↓↓↓
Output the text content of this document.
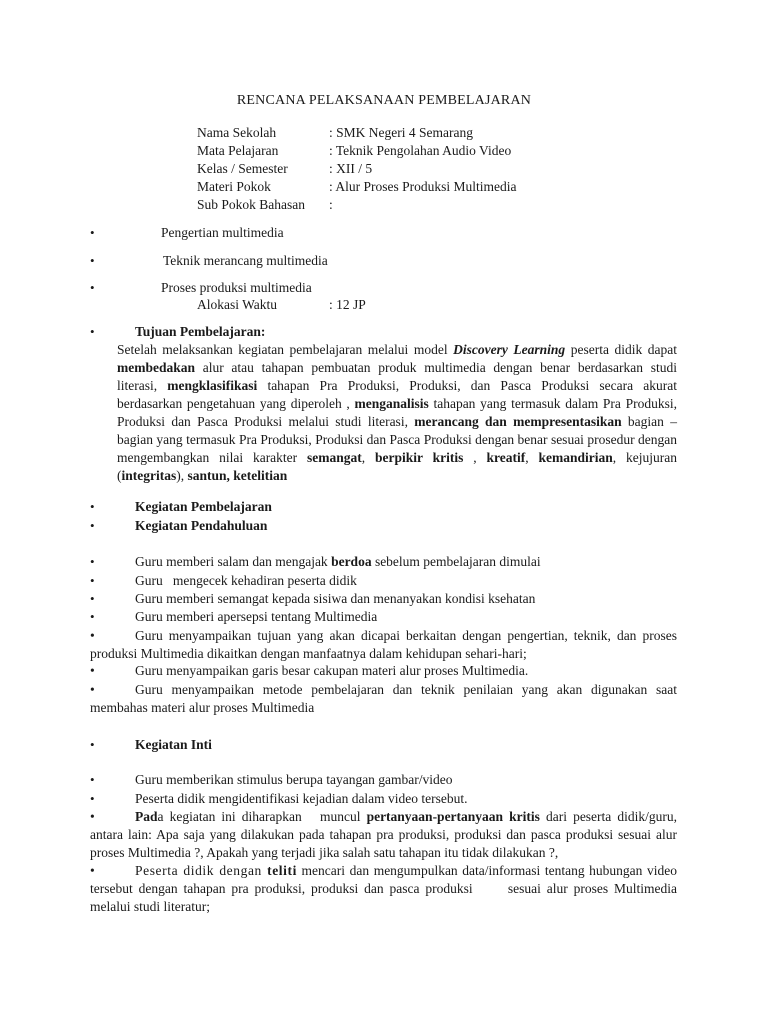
RENCANA PELAKSANAAN PEMBELAJARAN
Nama Sekolah	: SMK Negeri 4 Semarang
Mata Pelajaran	: Teknik Pengolahan Audio Video
Kelas / Semester	: XII / 5
Materi Pokok	: Alur Proses Produksi Multimedia
Sub Pokok Bahasan	:
•	Pengertian multimedia
•	Teknik merancang multimedia
•	Proses produksi multimedia
Alokasi Waktu	: 12 JP
•	Tujuan Pembelajaran:
Setelah melaksankan kegiatan pembelajaran melalui model Discovery Learning peserta didik dapat membedakan alur atau tahapan pembuatan produk multimedia dengan benar berdasarkan studi literasi, mengklasifikasi tahapan Pra Produksi, Produksi, dan Pasca Produksi secara akurat berdasarkan pengetahuan yang diperoleh , menganalisis tahapan yang termasuk dalam Pra Produksi, Produksi dan Pasca Produksi melalui studi literasi, merancang dan mempresentasikan bagian – bagian yang termasuk Pra Produksi, Produksi dan Pasca Produksi dengan benar sesuai prosedur dengan mengembangkan nilai karakter semangat, berpikir kritis , kreatif, kemandirian, kejujuran (integritas), santun, ketelitian
•	Kegiatan Pembelajaran
•	Kegiatan Pendahuluan
•	Guru memberi salam dan mengajak berdoa sebelum pembelajaran dimulai
•	Guru   mengecek kehadiran peserta didik
•	Guru memberi semangat kepada sisiwa dan menanyakan kondisi ksehatan
•	Guru memberi apersepsi tentang Multimedia
•	Guru menyampaikan tujuan yang akan dicapai berkaitan dengan pengertian, teknik, dan proses produksi Multimedia dikaitkan dengan manfaatnya dalam kehidupan sehari-hari;
•	Guru menyampaikan garis besar cakupan materi alur proses Multimedia.
•	Guru menyampaikan metode pembelajaran dan teknik penilaian yang akan digunakan saat membahas materi alur proses Multimedia
•	Kegiatan Inti
•	Guru memberikan stimulus berupa tayangan gambar/video
•	Peserta didik mengidentifikasi kejadian dalam video tersebut.
•	Pada kegiatan ini diharapkan   muncul pertanyaan-pertanyaan kritis dari peserta didik/guru, antara lain: Apa saja yang dilakukan pada tahapan pra produksi, produksi dan pasca produksi sesuai alur proses Multimedia ?, Apakah yang terjadi jika salah satu tahapan itu tidak dilakukan ?,
•	Peserta didik dengan teliti mencari dan mengumpulkan data/informasi tentang hubungan video tersebut dengan tahapan pra produksi, produksi dan pasca produksi      sesuai alur proses Multimedia melalui studi literatur;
↑↑↑
**WORK TO BE COMPLETED:**
Copy each line of the data that contains the word "tentang".

**THE RESPONSE:**
•	Guru memberi apersepsi tentang Multimedia
•	Peserta didik dengan teliti mencari dan mengumpulkan data/informasi tentang hubungan video tersebut dengan tahapan pra produksi, produksi dan pasca produksi      sesuai alur proses Multimedia melalui studi literatur;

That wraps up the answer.